Recorded data
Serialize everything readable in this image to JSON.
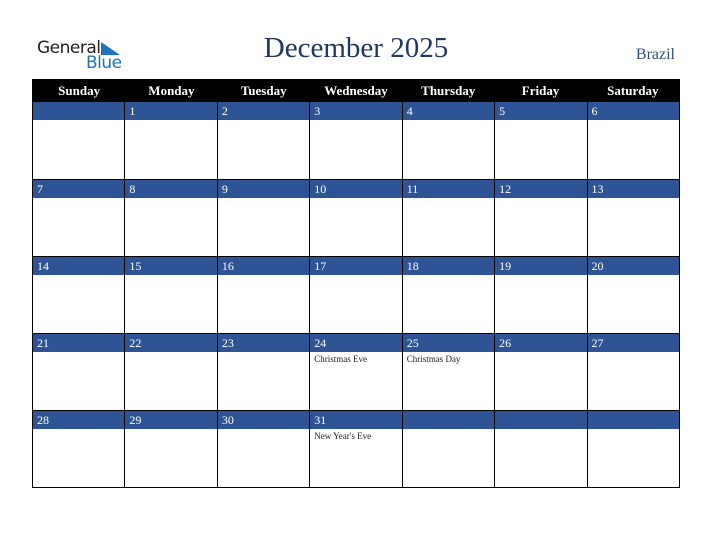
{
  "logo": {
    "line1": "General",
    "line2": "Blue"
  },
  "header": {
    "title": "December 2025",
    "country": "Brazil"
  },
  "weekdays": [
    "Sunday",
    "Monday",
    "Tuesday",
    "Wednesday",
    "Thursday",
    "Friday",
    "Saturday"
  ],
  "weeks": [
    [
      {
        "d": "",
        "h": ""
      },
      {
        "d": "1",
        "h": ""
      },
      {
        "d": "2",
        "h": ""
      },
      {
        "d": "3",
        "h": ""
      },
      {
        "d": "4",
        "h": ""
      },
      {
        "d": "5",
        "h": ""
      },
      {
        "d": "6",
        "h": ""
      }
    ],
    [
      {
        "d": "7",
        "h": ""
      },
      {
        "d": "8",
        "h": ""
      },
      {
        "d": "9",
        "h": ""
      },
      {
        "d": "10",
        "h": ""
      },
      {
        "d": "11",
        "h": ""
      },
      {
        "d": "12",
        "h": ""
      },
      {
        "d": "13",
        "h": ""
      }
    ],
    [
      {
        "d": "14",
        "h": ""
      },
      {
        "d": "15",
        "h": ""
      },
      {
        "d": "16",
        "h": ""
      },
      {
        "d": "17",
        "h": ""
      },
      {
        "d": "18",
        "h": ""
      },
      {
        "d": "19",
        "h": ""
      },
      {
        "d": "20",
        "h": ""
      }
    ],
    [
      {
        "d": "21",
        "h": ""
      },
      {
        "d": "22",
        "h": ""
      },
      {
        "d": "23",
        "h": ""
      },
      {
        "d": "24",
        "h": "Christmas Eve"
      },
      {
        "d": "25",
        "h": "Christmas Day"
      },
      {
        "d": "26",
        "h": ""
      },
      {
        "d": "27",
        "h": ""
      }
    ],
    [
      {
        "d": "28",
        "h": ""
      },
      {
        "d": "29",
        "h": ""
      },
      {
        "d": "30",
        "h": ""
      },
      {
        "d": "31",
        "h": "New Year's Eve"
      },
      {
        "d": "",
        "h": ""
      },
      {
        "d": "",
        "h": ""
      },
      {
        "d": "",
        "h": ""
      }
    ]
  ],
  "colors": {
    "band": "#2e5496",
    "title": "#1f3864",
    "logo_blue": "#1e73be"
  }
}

- **TASK PROMPT**: The records above are to be reproduced exactly; the pictures are to be left out.

- **FINAL RESULT**:
Serialize everything readable in this image to JSON.
{
  "logo": {
    "line1": "General",
    "line2": "Blue"
  },
  "header": {
    "title": "December 2025",
    "country": "Brazil"
  },
  "weekdays": [
    "Sunday",
    "Monday",
    "Tuesday",
    "Wednesday",
    "Thursday",
    "Friday",
    "Saturday"
  ],
  "weeks": [
    [
      {
        "d": "",
        "h": ""
      },
      {
        "d": "1",
        "h": ""
      },
      {
        "d": "2",
        "h": ""
      },
      {
        "d": "3",
        "h": ""
      },
      {
        "d": "4",
        "h": ""
      },
      {
        "d": "5",
        "h": ""
      },
      {
        "d": "6",
        "h": ""
      }
    ],
    [
      {
        "d": "7",
        "h": ""
      },
      {
        "d": "8",
        "h": ""
      },
      {
        "d": "9",
        "h": ""
      },
      {
        "d": "10",
        "h": ""
      },
      {
        "d": "11",
        "h": ""
      },
      {
        "d": "12",
        "h": ""
      },
      {
        "d": "13",
        "h": ""
      }
    ],
    [
      {
        "d": "14",
        "h": ""
      },
      {
        "d": "15",
        "h": ""
      },
      {
        "d": "16",
        "h": ""
      },
      {
        "d": "17",
        "h": ""
      },
      {
        "d": "18",
        "h": ""
      },
      {
        "d": "19",
        "h": ""
      },
      {
        "d": "20",
        "h": ""
      }
    ],
    [
      {
        "d": "21",
        "h": ""
      },
      {
        "d": "22",
        "h": ""
      },
      {
        "d": "23",
        "h": ""
      },
      {
        "d": "24",
        "h": "Christmas Eve"
      },
      {
        "d": "25",
        "h": "Christmas Day"
      },
      {
        "d": "26",
        "h": ""
      },
      {
        "d": "27",
        "h": ""
      }
    ],
    [
      {
        "d": "28",
        "h": ""
      },
      {
        "d": "29",
        "h": ""
      },
      {
        "d": "30",
        "h": ""
      },
      {
        "d": "31",
        "h": "New Year's Eve"
      },
      {
        "d": "",
        "h": ""
      },
      {
        "d": "",
        "h": ""
      },
      {
        "d": "",
        "h": ""
      }
    ]
  ],
  "colors": {
    "band": "#2e5496",
    "title": "#1f3864",
    "logo_blue": "#1e73be"
  }
}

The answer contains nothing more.